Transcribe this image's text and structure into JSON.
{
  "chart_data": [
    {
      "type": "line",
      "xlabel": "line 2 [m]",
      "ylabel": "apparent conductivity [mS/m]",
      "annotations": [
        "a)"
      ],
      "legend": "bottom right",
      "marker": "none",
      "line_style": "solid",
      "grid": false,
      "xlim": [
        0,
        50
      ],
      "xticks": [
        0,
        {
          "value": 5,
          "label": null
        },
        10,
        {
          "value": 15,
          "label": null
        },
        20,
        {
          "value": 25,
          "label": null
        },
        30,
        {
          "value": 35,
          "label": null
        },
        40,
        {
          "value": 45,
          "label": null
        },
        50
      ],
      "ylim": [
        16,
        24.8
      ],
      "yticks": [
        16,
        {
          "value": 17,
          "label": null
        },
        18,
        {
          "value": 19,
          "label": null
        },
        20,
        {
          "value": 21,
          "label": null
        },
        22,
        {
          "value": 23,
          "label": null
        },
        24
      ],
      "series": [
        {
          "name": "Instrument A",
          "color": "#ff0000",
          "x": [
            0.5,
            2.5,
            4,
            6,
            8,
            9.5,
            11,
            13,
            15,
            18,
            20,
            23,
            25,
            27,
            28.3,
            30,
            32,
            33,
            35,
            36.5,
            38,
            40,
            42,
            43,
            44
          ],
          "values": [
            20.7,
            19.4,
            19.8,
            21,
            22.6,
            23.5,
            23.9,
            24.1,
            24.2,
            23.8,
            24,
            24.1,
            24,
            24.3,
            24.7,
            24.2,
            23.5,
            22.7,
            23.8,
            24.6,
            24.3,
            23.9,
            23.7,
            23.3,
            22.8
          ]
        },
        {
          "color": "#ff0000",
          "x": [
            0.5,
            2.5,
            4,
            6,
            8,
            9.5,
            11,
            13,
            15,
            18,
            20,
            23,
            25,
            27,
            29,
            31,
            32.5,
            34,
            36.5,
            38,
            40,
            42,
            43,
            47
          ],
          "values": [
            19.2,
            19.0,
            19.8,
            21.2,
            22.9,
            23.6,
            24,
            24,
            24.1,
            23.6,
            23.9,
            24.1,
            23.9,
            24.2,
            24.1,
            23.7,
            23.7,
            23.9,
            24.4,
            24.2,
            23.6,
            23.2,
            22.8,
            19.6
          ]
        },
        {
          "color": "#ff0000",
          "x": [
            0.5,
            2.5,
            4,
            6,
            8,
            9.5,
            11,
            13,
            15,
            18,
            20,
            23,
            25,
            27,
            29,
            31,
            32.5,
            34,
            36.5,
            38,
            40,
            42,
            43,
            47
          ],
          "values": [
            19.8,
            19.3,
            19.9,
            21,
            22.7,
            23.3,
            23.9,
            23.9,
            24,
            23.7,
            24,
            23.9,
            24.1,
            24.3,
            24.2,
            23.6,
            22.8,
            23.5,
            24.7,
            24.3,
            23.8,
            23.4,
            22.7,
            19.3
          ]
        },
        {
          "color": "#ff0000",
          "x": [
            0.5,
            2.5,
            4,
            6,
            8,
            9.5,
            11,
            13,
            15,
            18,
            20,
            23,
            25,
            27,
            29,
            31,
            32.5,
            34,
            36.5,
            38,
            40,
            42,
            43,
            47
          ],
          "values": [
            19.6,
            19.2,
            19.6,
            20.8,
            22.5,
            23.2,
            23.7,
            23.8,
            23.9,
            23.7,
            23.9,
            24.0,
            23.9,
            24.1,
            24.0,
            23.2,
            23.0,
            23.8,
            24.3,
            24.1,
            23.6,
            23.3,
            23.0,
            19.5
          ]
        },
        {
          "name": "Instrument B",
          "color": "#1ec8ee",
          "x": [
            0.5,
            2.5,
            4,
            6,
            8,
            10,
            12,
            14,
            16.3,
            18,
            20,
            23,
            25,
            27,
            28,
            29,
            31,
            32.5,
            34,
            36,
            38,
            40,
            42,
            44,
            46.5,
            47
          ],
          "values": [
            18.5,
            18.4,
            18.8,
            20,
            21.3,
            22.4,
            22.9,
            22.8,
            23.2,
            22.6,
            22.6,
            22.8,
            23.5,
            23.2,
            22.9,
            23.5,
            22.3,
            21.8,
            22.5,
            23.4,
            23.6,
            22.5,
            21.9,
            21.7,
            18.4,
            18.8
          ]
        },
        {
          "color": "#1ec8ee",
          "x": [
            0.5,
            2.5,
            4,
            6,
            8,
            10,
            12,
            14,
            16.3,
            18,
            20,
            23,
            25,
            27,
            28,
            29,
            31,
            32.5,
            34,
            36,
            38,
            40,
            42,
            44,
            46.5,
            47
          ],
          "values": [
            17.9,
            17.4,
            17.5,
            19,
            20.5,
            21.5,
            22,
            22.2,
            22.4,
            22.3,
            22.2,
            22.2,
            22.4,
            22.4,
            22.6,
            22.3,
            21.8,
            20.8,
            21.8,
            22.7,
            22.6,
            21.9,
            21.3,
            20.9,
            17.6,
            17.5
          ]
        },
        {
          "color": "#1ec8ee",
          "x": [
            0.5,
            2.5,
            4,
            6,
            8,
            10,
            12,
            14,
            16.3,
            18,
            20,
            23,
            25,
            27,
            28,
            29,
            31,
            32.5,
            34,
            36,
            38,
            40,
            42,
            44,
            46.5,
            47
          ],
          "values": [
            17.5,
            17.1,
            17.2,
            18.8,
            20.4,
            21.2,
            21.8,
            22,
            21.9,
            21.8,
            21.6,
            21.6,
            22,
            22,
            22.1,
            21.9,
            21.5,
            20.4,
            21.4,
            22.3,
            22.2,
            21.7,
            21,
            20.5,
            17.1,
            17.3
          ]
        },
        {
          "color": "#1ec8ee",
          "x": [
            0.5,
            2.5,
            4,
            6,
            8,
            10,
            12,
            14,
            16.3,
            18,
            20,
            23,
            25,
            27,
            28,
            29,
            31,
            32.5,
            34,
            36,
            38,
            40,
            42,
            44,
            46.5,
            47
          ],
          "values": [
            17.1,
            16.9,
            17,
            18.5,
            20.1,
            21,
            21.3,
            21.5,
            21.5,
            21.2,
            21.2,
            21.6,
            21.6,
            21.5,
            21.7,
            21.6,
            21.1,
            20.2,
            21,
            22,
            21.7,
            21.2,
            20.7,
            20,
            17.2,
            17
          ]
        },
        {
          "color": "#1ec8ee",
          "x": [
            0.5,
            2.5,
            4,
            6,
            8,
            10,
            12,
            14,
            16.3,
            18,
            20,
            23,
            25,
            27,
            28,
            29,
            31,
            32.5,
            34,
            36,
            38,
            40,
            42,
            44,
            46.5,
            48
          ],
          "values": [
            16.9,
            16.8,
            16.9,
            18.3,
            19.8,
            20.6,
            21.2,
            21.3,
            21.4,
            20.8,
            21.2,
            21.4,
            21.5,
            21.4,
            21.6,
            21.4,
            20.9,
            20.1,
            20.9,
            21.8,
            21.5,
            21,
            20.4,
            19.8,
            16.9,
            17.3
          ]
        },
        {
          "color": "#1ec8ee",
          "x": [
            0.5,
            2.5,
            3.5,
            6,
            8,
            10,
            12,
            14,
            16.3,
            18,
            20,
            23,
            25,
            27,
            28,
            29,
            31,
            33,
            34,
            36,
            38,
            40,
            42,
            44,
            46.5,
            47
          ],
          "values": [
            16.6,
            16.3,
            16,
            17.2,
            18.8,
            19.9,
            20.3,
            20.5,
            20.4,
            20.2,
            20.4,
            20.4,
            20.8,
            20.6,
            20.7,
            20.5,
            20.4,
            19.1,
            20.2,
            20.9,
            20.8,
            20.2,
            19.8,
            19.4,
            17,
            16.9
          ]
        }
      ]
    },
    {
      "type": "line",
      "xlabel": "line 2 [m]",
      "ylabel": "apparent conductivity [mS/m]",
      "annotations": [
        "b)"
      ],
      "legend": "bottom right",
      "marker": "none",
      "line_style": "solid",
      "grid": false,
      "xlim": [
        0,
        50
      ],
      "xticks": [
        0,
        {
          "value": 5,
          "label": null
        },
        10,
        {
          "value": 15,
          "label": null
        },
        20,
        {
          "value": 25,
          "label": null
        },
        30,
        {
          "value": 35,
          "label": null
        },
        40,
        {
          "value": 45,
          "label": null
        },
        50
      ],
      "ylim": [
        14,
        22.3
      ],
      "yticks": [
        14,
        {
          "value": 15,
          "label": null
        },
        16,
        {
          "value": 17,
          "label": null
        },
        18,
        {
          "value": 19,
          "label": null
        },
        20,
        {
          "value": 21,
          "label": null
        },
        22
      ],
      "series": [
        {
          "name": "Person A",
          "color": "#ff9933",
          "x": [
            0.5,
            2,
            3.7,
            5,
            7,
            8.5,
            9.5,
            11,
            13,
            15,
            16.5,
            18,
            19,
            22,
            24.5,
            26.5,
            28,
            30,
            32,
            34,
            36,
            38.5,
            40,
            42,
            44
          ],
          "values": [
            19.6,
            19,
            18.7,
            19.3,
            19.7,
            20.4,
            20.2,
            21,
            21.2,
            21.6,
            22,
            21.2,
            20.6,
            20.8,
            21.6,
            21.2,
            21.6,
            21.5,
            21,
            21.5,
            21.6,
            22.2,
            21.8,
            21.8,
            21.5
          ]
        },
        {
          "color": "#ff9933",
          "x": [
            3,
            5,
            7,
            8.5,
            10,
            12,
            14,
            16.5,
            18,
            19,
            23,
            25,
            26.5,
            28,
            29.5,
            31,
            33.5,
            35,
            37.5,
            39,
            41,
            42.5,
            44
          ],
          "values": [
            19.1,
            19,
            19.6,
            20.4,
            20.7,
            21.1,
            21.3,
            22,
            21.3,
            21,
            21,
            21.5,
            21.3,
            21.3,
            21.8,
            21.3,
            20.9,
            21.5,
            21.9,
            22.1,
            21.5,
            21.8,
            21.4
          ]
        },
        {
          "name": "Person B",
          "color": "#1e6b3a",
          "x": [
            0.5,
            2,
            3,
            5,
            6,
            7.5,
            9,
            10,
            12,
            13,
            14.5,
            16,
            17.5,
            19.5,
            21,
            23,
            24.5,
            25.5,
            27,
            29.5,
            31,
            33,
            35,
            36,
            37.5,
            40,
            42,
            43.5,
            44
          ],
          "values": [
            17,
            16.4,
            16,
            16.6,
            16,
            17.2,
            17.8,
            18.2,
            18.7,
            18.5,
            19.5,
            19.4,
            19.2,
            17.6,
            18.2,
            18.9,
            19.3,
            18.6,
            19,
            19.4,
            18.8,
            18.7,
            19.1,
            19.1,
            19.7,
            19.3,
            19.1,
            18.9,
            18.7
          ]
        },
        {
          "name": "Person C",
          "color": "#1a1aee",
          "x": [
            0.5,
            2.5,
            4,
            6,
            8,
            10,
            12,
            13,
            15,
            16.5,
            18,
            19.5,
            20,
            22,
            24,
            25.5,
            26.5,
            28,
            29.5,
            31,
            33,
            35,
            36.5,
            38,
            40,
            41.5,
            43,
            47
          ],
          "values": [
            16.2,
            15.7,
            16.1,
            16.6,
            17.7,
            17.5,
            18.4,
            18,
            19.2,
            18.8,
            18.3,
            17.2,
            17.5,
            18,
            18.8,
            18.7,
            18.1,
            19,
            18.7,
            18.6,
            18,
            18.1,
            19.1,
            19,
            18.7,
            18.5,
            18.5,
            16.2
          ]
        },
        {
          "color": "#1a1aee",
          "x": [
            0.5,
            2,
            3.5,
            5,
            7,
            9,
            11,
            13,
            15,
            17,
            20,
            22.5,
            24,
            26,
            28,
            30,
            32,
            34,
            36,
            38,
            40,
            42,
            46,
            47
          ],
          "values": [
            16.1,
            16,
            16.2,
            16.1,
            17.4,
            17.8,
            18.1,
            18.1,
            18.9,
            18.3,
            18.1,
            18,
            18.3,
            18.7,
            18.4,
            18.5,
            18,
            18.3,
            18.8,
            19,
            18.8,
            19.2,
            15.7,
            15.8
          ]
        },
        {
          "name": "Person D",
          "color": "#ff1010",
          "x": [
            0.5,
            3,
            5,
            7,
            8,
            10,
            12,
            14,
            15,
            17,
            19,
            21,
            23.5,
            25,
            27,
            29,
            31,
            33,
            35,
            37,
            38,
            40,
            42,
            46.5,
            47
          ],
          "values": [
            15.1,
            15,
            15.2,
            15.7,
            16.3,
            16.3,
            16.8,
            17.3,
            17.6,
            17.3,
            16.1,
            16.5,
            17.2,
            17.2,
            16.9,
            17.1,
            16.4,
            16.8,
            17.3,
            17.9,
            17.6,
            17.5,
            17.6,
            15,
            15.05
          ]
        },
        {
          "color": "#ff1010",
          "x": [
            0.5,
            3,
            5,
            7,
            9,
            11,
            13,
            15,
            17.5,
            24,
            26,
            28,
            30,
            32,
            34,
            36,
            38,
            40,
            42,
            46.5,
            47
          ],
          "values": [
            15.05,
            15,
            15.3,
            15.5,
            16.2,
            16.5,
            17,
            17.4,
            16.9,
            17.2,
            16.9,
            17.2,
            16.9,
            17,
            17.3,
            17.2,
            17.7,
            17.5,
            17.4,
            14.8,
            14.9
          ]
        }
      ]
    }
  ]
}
◇ ◇ ◇ ◇ ◇
## EXERCISE INSTRUCTIONS:
Count how many lines in the data contain the word "Person", giving the number without comment.

## ANSWER TO THIS TASK:
4